• _Problem statement_:
Check each line of the material below for "JSON", then copy the ones that contain it.

• _Data entries_:
######
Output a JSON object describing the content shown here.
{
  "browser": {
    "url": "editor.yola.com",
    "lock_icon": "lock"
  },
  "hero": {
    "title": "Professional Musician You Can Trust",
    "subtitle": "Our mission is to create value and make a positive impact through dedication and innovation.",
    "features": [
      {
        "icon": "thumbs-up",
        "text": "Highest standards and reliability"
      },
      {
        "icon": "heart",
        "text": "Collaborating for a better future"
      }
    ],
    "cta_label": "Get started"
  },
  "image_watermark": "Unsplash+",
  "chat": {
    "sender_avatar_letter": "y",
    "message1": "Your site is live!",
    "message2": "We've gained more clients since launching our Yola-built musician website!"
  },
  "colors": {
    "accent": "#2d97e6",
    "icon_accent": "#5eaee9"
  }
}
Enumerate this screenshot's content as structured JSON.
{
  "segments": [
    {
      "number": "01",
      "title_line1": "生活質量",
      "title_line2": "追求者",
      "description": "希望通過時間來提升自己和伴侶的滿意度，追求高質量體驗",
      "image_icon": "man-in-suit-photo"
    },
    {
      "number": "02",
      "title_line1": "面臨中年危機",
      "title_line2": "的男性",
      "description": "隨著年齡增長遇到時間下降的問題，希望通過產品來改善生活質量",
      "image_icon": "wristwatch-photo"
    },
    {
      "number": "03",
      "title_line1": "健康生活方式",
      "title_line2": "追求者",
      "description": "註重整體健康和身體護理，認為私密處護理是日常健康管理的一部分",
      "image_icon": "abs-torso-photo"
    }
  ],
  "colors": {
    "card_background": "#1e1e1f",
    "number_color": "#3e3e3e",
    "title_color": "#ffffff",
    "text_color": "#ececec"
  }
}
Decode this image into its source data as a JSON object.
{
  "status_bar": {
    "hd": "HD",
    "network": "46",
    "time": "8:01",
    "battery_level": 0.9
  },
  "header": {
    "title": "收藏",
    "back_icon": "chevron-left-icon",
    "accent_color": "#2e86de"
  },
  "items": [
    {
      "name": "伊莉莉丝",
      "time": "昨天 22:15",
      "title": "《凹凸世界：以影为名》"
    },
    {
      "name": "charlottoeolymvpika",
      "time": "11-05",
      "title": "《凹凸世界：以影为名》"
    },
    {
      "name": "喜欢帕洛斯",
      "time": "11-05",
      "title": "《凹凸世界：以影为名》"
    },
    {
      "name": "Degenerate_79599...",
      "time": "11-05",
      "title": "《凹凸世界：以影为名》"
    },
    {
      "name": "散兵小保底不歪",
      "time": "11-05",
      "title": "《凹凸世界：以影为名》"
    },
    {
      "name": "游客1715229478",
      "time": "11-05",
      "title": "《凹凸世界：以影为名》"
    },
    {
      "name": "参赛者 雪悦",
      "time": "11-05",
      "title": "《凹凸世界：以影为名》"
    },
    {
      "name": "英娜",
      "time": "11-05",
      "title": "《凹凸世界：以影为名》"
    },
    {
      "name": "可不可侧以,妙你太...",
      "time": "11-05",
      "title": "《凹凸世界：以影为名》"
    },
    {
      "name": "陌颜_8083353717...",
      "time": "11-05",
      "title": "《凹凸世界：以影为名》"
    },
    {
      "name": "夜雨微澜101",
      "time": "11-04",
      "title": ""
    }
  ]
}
######
• _Worked solution_:
Output a JSON object describing the content shown here.
Enumerate this screenshot's content as structured JSON.
Decode this image into its source data as a JSON object.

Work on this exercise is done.